§ **Work item**
Search the records for the string "also" and copy every line where it turns up.

§ **Given data**
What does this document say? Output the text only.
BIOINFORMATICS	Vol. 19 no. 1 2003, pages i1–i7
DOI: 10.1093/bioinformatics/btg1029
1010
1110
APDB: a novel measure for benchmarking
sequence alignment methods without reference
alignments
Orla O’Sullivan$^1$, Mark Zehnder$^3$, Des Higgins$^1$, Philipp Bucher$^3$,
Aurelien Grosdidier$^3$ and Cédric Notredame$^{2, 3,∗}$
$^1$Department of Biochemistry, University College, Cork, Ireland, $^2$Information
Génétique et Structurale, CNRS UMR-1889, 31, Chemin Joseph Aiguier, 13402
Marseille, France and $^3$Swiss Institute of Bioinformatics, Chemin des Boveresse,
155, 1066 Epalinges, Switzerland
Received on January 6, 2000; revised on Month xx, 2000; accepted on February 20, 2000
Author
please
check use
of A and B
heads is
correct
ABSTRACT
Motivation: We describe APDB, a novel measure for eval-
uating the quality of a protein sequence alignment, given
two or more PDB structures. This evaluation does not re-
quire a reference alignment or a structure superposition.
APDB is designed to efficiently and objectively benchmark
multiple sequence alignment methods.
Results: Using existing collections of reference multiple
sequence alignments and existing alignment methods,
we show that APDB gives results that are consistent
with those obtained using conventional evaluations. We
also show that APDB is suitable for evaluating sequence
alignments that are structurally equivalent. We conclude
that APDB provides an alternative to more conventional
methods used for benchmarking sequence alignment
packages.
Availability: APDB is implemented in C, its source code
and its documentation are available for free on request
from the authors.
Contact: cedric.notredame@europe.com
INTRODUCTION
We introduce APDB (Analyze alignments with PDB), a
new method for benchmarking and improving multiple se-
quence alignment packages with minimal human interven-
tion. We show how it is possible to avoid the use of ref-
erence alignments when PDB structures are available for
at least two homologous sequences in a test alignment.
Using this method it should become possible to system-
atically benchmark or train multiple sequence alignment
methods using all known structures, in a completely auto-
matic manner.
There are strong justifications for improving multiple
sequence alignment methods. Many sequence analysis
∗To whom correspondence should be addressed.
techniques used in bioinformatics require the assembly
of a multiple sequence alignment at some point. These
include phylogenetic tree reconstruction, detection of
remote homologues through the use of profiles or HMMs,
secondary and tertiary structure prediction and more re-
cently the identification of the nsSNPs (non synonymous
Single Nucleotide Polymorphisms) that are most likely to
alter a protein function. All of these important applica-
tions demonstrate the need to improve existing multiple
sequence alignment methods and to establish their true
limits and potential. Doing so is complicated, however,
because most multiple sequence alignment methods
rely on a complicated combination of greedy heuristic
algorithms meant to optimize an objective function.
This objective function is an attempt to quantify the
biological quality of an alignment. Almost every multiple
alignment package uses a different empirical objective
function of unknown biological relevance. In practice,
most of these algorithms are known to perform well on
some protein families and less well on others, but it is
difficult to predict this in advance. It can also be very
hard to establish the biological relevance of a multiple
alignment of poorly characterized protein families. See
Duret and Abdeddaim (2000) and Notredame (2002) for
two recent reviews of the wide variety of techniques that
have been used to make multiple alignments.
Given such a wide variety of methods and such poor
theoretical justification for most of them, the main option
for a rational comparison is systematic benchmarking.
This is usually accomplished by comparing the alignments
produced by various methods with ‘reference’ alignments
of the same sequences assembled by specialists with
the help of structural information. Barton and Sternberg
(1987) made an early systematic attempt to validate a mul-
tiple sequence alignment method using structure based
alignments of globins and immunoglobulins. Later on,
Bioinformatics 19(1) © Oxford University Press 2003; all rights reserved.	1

§ **Reply**
also show that APDB is suitable for evaluating sequence
difficult to predict this in advance. It can also be very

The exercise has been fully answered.